-- Begin SUPPLIED RECORDS --

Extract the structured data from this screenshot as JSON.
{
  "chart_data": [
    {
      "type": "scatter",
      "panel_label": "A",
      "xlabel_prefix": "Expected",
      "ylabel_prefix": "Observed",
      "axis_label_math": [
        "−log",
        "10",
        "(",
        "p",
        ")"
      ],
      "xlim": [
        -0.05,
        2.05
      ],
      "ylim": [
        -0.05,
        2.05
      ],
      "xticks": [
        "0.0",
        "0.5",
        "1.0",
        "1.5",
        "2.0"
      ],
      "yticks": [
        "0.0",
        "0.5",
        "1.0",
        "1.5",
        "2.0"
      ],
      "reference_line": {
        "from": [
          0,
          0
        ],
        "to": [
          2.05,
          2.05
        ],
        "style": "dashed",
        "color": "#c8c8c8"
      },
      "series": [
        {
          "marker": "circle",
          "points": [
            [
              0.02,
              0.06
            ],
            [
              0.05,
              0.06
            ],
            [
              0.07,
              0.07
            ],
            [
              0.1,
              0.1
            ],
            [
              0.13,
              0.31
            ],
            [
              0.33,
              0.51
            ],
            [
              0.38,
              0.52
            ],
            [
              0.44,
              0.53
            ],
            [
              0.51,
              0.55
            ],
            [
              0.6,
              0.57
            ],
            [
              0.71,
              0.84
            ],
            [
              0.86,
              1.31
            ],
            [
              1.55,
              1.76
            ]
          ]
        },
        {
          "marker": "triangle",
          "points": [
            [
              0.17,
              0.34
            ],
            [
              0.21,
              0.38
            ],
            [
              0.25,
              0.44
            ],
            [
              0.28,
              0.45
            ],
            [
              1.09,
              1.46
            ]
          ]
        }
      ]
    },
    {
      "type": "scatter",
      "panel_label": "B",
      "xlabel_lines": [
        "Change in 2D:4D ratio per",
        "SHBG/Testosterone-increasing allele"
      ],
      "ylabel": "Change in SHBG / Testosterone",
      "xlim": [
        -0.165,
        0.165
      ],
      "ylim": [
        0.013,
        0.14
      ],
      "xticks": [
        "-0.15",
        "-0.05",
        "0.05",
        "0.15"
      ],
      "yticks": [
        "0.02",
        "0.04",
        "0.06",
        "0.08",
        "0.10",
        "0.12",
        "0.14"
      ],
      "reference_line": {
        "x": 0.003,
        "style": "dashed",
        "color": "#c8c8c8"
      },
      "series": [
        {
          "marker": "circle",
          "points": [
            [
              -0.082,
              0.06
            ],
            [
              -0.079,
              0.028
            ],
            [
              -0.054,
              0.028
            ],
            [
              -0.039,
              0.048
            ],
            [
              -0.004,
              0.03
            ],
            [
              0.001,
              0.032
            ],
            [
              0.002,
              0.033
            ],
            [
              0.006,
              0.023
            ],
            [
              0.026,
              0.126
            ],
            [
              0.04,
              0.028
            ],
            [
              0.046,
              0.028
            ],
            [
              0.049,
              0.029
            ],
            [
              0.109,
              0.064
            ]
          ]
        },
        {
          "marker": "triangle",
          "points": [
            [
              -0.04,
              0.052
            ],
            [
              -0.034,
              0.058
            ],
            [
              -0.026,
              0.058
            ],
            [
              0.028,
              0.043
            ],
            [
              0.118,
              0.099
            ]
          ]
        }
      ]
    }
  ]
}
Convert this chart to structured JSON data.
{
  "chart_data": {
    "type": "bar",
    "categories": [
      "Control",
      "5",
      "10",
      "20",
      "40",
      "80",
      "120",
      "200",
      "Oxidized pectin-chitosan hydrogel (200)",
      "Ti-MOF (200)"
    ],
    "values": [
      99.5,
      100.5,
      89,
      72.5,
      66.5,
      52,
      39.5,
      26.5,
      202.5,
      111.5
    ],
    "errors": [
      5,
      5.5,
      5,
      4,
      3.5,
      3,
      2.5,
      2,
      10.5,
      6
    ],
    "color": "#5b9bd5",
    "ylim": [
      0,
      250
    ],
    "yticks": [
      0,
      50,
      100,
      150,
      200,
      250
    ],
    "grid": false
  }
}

-- End SUPPLIED RECORDS --

Give again the lines from the line holding "Convert this chart to structured JSON data." through the close of the listing, both included, exactly as written and with nothing else.

Convert this chart to structured JSON data.
{
  "chart_data": {
    "type": "bar",
    "categories": [
      "Control",
      "5",
      "10",
      "20",
      "40",
      "80",
      "120",
      "200",
      "Oxidized pectin-chitosan hydrogel (200)",
      "Ti-MOF (200)"
    ],
    "values": [
      99.5,
      100.5,
      89,
      72.5,
      66.5,
      52,
      39.5,
      26.5,
      202.5,
      111.5
    ],
    "errors": [
      5,
      5.5,
      5,
      4,
      3.5,
      3,
      2.5,
      2,
      10.5,
      6
    ],
    "color": "#5b9bd5",
    "ylim": [
      0,
      250
    ],
    "yticks": [
      0,
      50,
      100,
      150,
      200,
      250
    ],
    "grid": false
  }
}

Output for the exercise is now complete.